_Exercise objective_
Using the records below, give the number of lines where the word "هؤلاء" appears, with no further output.

_Extracted entries_
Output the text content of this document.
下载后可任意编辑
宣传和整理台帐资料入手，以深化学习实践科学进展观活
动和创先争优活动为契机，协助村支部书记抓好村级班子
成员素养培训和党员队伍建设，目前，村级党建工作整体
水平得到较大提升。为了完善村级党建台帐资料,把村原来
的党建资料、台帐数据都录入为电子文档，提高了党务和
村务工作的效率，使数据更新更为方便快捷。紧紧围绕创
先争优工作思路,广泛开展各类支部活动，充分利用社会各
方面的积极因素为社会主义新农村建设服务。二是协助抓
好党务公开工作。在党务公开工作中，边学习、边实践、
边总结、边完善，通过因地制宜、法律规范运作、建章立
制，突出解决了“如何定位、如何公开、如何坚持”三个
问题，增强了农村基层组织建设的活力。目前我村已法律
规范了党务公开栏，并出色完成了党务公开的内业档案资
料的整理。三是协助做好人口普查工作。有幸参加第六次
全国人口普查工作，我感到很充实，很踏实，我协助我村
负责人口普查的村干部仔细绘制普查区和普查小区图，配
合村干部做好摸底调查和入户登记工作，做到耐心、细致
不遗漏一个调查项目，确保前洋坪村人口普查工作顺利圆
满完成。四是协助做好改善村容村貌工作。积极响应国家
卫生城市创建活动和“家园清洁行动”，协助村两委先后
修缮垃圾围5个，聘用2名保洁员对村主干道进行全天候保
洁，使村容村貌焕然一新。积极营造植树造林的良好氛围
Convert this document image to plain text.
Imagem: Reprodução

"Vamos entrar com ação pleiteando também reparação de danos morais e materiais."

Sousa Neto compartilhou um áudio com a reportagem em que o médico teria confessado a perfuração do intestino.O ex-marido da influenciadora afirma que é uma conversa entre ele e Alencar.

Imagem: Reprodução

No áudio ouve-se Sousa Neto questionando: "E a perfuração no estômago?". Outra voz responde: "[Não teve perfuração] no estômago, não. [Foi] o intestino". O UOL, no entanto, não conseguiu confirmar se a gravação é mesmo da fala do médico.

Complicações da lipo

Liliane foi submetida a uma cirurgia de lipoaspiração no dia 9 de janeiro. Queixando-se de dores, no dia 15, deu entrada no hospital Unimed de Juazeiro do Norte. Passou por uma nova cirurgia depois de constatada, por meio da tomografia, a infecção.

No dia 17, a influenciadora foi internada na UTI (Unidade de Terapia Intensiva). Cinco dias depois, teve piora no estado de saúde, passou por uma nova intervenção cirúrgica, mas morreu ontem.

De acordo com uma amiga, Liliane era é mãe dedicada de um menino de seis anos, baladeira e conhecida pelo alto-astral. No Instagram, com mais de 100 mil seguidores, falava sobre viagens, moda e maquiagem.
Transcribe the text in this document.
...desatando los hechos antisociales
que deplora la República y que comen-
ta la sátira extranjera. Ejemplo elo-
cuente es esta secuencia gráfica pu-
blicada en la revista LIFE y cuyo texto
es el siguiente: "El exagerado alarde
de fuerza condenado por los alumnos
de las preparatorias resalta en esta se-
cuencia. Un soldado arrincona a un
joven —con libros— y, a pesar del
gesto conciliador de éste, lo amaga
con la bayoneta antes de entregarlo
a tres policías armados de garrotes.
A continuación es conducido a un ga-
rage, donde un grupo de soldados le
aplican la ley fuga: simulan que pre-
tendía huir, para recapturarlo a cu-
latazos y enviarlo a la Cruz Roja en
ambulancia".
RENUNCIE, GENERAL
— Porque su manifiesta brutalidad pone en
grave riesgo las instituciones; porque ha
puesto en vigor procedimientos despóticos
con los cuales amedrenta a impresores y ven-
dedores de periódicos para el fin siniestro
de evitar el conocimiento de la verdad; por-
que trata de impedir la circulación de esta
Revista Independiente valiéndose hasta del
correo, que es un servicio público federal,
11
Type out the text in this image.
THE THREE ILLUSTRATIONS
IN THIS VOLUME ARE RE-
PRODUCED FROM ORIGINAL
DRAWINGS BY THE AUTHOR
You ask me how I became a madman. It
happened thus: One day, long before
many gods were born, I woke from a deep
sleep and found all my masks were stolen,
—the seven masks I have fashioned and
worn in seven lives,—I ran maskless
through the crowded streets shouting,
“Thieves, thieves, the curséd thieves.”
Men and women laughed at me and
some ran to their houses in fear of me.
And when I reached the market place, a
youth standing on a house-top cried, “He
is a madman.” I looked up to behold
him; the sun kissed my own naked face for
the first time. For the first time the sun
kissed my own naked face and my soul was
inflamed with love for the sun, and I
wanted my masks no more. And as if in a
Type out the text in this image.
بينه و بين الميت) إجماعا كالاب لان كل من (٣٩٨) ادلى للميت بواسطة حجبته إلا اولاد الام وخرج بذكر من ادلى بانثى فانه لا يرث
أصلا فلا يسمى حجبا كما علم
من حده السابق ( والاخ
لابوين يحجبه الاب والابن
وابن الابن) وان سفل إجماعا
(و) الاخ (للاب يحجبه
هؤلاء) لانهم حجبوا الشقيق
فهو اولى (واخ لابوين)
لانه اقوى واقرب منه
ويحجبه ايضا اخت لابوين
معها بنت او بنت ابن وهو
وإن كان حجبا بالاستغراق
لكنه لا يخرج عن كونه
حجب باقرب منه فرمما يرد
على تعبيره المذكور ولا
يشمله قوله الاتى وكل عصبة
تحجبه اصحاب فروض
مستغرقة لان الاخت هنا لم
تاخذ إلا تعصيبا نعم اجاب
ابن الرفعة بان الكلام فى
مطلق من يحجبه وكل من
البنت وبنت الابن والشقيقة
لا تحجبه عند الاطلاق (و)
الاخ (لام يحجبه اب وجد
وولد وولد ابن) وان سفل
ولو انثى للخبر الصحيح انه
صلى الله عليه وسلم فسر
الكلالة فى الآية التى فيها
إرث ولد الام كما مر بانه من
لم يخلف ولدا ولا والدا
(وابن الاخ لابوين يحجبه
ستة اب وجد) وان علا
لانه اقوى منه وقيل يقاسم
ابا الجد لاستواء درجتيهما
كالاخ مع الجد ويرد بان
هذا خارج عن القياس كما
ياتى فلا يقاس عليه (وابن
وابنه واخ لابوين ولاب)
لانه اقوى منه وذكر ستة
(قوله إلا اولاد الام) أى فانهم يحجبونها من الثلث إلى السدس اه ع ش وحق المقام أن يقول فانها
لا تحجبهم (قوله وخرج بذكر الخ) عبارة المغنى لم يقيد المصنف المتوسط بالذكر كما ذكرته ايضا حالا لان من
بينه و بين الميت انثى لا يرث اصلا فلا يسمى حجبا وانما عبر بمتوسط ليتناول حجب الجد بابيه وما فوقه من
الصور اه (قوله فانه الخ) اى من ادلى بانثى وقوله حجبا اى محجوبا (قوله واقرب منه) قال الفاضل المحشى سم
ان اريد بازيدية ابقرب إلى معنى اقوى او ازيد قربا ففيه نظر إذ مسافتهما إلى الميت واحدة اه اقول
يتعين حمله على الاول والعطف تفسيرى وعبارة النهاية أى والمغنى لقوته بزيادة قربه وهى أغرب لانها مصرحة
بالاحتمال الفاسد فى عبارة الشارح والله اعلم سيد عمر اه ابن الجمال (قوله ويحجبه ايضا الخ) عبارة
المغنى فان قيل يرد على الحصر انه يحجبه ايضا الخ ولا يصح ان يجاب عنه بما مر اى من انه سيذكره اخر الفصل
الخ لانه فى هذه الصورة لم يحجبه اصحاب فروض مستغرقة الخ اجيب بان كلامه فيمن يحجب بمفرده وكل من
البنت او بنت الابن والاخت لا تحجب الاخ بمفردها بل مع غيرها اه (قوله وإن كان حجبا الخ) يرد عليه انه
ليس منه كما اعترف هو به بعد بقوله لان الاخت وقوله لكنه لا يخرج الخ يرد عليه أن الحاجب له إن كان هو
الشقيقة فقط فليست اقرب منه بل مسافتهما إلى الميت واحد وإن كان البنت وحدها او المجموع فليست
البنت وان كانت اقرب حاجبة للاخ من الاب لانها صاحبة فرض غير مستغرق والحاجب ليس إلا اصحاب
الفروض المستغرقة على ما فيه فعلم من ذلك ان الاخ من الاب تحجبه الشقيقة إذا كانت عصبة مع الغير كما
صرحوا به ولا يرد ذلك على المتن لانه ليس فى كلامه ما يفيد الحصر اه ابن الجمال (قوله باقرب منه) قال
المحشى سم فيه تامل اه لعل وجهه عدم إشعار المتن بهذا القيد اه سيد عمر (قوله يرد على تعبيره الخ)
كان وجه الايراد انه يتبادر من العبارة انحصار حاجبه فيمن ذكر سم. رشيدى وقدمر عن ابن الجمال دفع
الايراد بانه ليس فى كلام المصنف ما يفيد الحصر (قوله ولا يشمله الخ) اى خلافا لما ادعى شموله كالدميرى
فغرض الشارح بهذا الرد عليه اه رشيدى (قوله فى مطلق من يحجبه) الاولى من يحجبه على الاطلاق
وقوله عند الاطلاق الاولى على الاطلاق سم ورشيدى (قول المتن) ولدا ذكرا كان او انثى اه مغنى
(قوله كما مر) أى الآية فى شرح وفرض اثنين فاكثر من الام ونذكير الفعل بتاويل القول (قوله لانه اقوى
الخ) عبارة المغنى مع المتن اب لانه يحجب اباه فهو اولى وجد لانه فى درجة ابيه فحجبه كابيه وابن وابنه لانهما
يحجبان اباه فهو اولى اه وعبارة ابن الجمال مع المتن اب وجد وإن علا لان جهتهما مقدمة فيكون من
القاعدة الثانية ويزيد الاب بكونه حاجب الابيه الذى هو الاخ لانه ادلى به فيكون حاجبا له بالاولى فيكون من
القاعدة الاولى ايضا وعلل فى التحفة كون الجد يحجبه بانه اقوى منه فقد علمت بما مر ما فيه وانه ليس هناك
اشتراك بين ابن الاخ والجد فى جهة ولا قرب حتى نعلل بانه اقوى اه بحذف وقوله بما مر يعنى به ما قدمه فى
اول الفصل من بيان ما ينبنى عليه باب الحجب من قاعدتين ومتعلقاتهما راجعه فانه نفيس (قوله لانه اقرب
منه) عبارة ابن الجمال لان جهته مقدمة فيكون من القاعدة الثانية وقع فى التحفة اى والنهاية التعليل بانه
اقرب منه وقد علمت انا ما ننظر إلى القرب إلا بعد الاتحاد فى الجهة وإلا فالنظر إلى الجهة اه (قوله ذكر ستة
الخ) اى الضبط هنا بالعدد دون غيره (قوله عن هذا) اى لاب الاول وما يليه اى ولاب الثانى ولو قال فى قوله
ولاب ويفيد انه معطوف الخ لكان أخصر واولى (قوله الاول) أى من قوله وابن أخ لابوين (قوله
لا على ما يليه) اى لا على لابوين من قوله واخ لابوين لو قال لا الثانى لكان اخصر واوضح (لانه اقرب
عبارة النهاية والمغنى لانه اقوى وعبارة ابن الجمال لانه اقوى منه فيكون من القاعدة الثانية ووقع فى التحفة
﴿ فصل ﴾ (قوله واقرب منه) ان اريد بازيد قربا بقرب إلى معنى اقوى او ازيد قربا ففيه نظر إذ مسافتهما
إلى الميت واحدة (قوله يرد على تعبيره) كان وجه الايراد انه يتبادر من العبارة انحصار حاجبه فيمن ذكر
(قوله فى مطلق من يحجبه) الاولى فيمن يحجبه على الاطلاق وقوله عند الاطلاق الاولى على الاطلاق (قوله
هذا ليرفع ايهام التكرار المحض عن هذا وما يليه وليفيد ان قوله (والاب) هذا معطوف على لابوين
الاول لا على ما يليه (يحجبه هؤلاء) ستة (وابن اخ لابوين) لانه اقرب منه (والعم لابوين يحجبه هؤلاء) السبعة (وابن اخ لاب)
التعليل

_Answer in full_
2